§ **RAW DATA**:
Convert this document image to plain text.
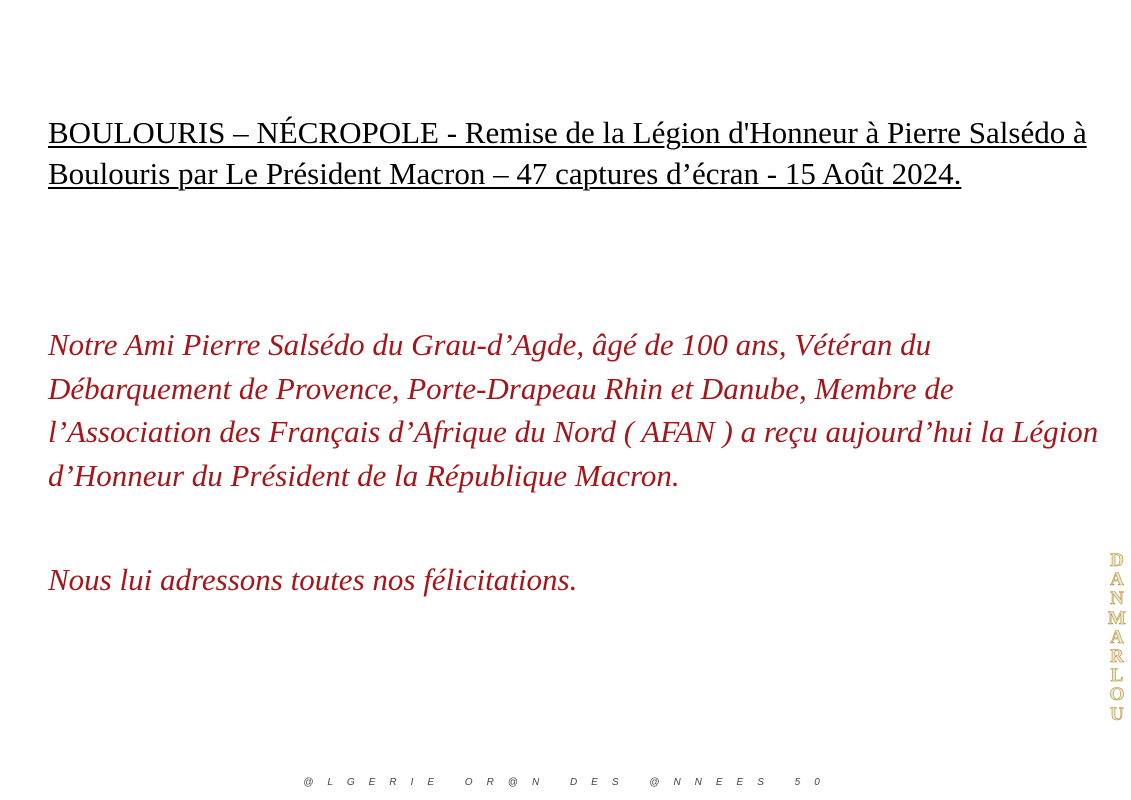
BOULOURIS – NÉCROPOLE - Remise de la Légion d'Honneur à Pierre Salsédo à Boulouris par Le Président Macron – 47 captures d’écran - 15 Août 2024.

Notre Ami Pierre Salsédo du Grau-d’Agde, âgé de 100 ans, Vétéran du Débarquement de Provence, Porte-Drapeau Rhin et Danube, Membre de l’Association des Français d’Afrique du Nord ( AFAN ) a reçu aujourd’hui la Légion d’Honneur du Président de la République Macron.

Nous lui adressons toutes nos félicitations.

D
A
N
M
A
R
L
O
U
@LGERIE OR@N DES @NNEES 50
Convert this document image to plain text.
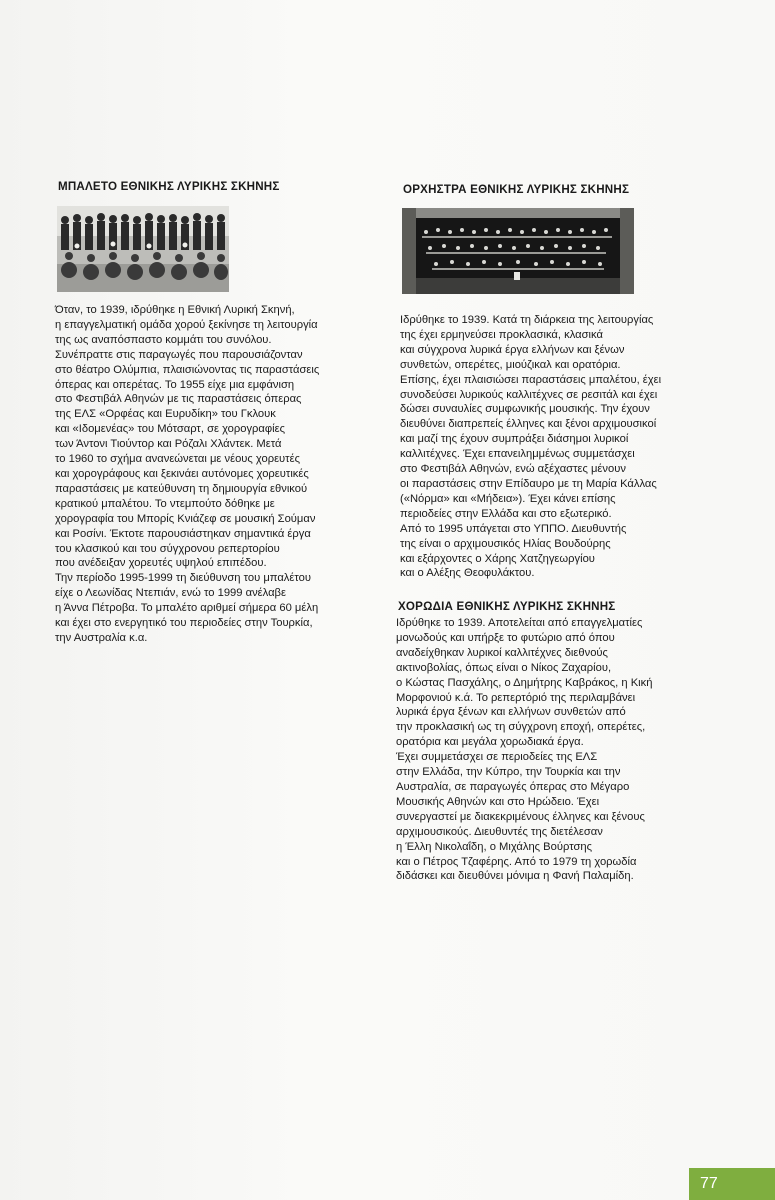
ΜΠΑΛΕΤΟ ΕΘΝΙΚΗΣ ΛΥΡΙΚΗΣ ΣΚΗΝΗΣ
Όταν, το 1939, ιδρύθηκε η Εθνική Λυρική Σκηνή,
η επαγγελματική ομάδα χορού ξεκίνησε τη λειτουργία
της ως αναπόσπαστο κομμάτι του συνόλου.
Συνέπραττε στις παραγωγές που παρουσιάζονταν
στο θέατρο Ολύμπια, πλαισιώνοντας τις παραστάσεις
όπερας και οπερέτας. Το 1955 είχε μια εμφάνιση
στο Φεστιβάλ Αθηνών με τις παραστάσεις όπερας
της ΕΛΣ «Ορφέας και Ευρυδίκη» του Γκλουκ
και «Ιδομενέας» του Μότσαρτ, σε χορογραφίες
των Άντονι Τιούντορ και Ρόζαλι Χλάντεκ. Μετά
το 1960 το σχήμα ανανεώνεται με νέους χορευτές
και χορογράφους και ξεκινάει αυτόνομες χορευτικές
παραστάσεις με κατεύθυνση τη δημιουργία εθνικού
κρατικού μπαλέτου. Το ντεμπούτο δόθηκε με
χορογραφία του Μπορίς Κνιάζεφ σε μουσική Σούμαν
και Ροσίνι. Έκτοτε παρουσιάστηκαν σημαντικά έργα
του κλασικού και του σύγχρονου ρεπερτορίου
που ανέδειξαν χορευτές υψηλού επιπέδου.
Την περίοδο 1995-1999 τη διεύθυνση του μπαλέτου
είχε ο Λεωνίδας Ντεπιάν, ενώ το 1999 ανέλαβε
η Άννα Πέτροβα. Το μπαλέτο αριθμεί σήμερα 60 μέλη
και έχει στο ενεργητικό του περιοδείες στην Τουρκία,
την Αυστραλία κ.α.
ΟΡΧΗΣΤΡΑ ΕΘΝΙΚΗΣ ΛΥΡΙΚΗΣ ΣΚΗΝΗΣ
Ιδρύθηκε το 1939. Κατά τη διάρκεια της λειτουργίας
της έχει ερμηνεύσει προκλασικά, κλασικά
και σύγχρονα λυρικά έργα ελλήνων και ξένων
συνθετών, οπερέτες, μιούζικαλ και ορατόρια.
Επίσης, έχει πλαισιώσει παραστάσεις μπαλέτου, έχει
συνοδεύσει λυρικούς καλλιτέχνες σε ρεσιτάλ και έχει
δώσει συναυλίες συμφωνικής μουσικής. Την έχουν
διευθύνει διαπρεπείς έλληνες και ξένοι αρχιμουσικοί
και μαζί της έχουν συμπράξει διάσημοι λυρικοί
καλλιτέχνες. Έχει επανειλημμένως συμμετάσχει
στο Φεστιβάλ Αθηνών, ενώ αξέχαστες μένουν
οι παραστάσεις στην Επίδαυρο με τη Μαρία Κάλλας
(«Νόρμα» και «Μήδεια»). Έχει κάνει επίσης
περιοδείες στην Ελλάδα και στο εξωτερικό.
Από το 1995 υπάγεται στο ΥΠΠΟ. Διευθυντής
της είναι ο αρχιμουσικός Ηλίας Βουδούρης
και εξάρχοντες ο Χάρης Χατζηγεωργίου
και ο Αλέξης Θεοφυλάκτου.
ΧΟΡΩΔΙΑ ΕΘΝΙΚΗΣ ΛΥΡΙΚΗΣ ΣΚΗΝΗΣ
Ιδρύθηκε το 1939. Αποτελείται από επαγγελματίες
μονωδούς και υπήρξε το φυτώριο από όπου
αναδείχθηκαν λυρικοί καλλιτέχνες διεθνούς
ακτινοβολίας, όπως είναι ο Νίκος Ζαχαρίου,
ο Κώστας Πασχάλης, ο Δημήτρης Καβράκος, η Κική
Μορφονιού κ.ά. Το ρεπερτόριό της περιλαμβάνει
λυρικά έργα ξένων και ελλήνων συνθετών από
την προκλασική ως τη σύγχρονη εποχή, οπερέτες,
ορατόρια και μεγάλα χορωδιακά έργα.
Έχει συμμετάσχει σε περιοδείες της ΕΛΣ
στην Ελλάδα, την Κύπρο, την Τουρκία και την
Αυστραλία, σε παραγωγές όπερας στο Μέγαρο
Μουσικής Αθηνών και στο Ηρώδειο. Έχει
συνεργαστεί με διακεκριμένους έλληνες και ξένους
αρχιμουσικούς. Διευθυντές της διετέλεσαν
η Έλλη Νικολαΐδη, ο Μιχάλης Βούρτσης
και ο Πέτρος Τζαφέρης. Από το 1979 τη χορωδία
διδάσκει και διευθύνει μόνιμα η Φανή Παλαμίδη.
77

§ **WHAT THE TASK ASKS**: Skip the pictures and transcribe the rest of the records exactly.

§ **ANSWER BELOW**:
Convert this document image to plain text.
BOULOURIS – NÉCROPOLE - Remise de la Légion d'Honneur à Pierre Salsédo à Boulouris par Le Président Macron – 47 captures d’écran - 15 Août 2024.

Notre Ami Pierre Salsédo du Grau-d’Agde, âgé de 100 ans, Vétéran du Débarquement de Provence, Porte-Drapeau Rhin et Danube, Membre de l’Association des Français d’Afrique du Nord ( AFAN ) a reçu aujourd’hui la Légion d’Honneur du Président de la République Macron.

Nous lui adressons toutes nos félicitations.

D
A
N
M
A
R
L
O
U
@LGERIE OR@N DES @NNEES 50
Convert this document image to plain text.
ΜΠΑΛΕΤΟ ΕΘΝΙΚΗΣ ΛΥΡΙΚΗΣ ΣΚΗΝΗΣ
Όταν, το 1939, ιδρύθηκε η Εθνική Λυρική Σκηνή,
η επαγγελματική ομάδα χορού ξεκίνησε τη λειτουργία
της ως αναπόσπαστο κομμάτι του συνόλου.
Συνέπραττε στις παραγωγές που παρουσιάζονταν
στο θέατρο Ολύμπια, πλαισιώνοντας τις παραστάσεις
όπερας και οπερέτας. Το 1955 είχε μια εμφάνιση
στο Φεστιβάλ Αθηνών με τις παραστάσεις όπερας
της ΕΛΣ «Ορφέας και Ευρυδίκη» του Γκλουκ
και «Ιδομενέας» του Μότσαρτ, σε χορογραφίες
των Άντονι Τιούντορ και Ρόζαλι Χλάντεκ. Μετά
το 1960 το σχήμα ανανεώνεται με νέους χορευτές
και χορογράφους και ξεκινάει αυτόνομες χορευτικές
παραστάσεις με κατεύθυνση τη δημιουργία εθνικού
κρατικού μπαλέτου. Το ντεμπούτο δόθηκε με
χορογραφία του Μπορίς Κνιάζεφ σε μουσική Σούμαν
και Ροσίνι. Έκτοτε παρουσιάστηκαν σημαντικά έργα
του κλασικού και του σύγχρονου ρεπερτορίου
που ανέδειξαν χορευτές υψηλού επιπέδου.
Την περίοδο 1995-1999 τη διεύθυνση του μπαλέτου
είχε ο Λεωνίδας Ντεπιάν, ενώ το 1999 ανέλαβε
η Άννα Πέτροβα. Το μπαλέτο αριθμεί σήμερα 60 μέλη
και έχει στο ενεργητικό του περιοδείες στην Τουρκία,
την Αυστραλία κ.α.
ΟΡΧΗΣΤΡΑ ΕΘΝΙΚΗΣ ΛΥΡΙΚΗΣ ΣΚΗΝΗΣ
Ιδρύθηκε το 1939. Κατά τη διάρκεια της λειτουργίας
της έχει ερμηνεύσει προκλασικά, κλασικά
και σύγχρονα λυρικά έργα ελλήνων και ξένων
συνθετών, οπερέτες, μιούζικαλ και ορατόρια.
Επίσης, έχει πλαισιώσει παραστάσεις μπαλέτου, έχει
συνοδεύσει λυρικούς καλλιτέχνες σε ρεσιτάλ και έχει
δώσει συναυλίες συμφωνικής μουσικής. Την έχουν
διευθύνει διαπρεπείς έλληνες και ξένοι αρχιμουσικοί
και μαζί της έχουν συμπράξει διάσημοι λυρικοί
καλλιτέχνες. Έχει επανειλημμένως συμμετάσχει
στο Φεστιβάλ Αθηνών, ενώ αξέχαστες μένουν
οι παραστάσεις στην Επίδαυρο με τη Μαρία Κάλλας
(«Νόρμα» και «Μήδεια»). Έχει κάνει επίσης
περιοδείες στην Ελλάδα και στο εξωτερικό.
Από το 1995 υπάγεται στο ΥΠΠΟ. Διευθυντής
της είναι ο αρχιμουσικός Ηλίας Βουδούρης
και εξάρχοντες ο Χάρης Χατζηγεωργίου
και ο Αλέξης Θεοφυλάκτου.
ΧΟΡΩΔΙΑ ΕΘΝΙΚΗΣ ΛΥΡΙΚΗΣ ΣΚΗΝΗΣ
Ιδρύθηκε το 1939. Αποτελείται από επαγγελματίες
μονωδούς και υπήρξε το φυτώριο από όπου
αναδείχθηκαν λυρικοί καλλιτέχνες διεθνούς
ακτινοβολίας, όπως είναι ο Νίκος Ζαχαρίου,
ο Κώστας Πασχάλης, ο Δημήτρης Καβράκος, η Κική
Μορφονιού κ.ά. Το ρεπερτόριό της περιλαμβάνει
λυρικά έργα ξένων και ελλήνων συνθετών από
την προκλασική ως τη σύγχρονη εποχή, οπερέτες,
ορατόρια και μεγάλα χορωδιακά έργα.
Έχει συμμετάσχει σε περιοδείες της ΕΛΣ
στην Ελλάδα, την Κύπρο, την Τουρκία και την
Αυστραλία, σε παραγωγές όπερας στο Μέγαρο
Μουσικής Αθηνών και στο Ηρώδειο. Έχει
συνεργαστεί με διακεκριμένους έλληνες και ξένους
αρχιμουσικούς. Διευθυντές της διετέλεσαν
η Έλλη Νικολαΐδη, ο Μιχάλης Βούρτσης
και ο Πέτρος Τζαφέρης. Από το 1979 τη χορωδία
διδάσκει και διευθύνει μόνιμα η Φανή Παλαμίδη.
77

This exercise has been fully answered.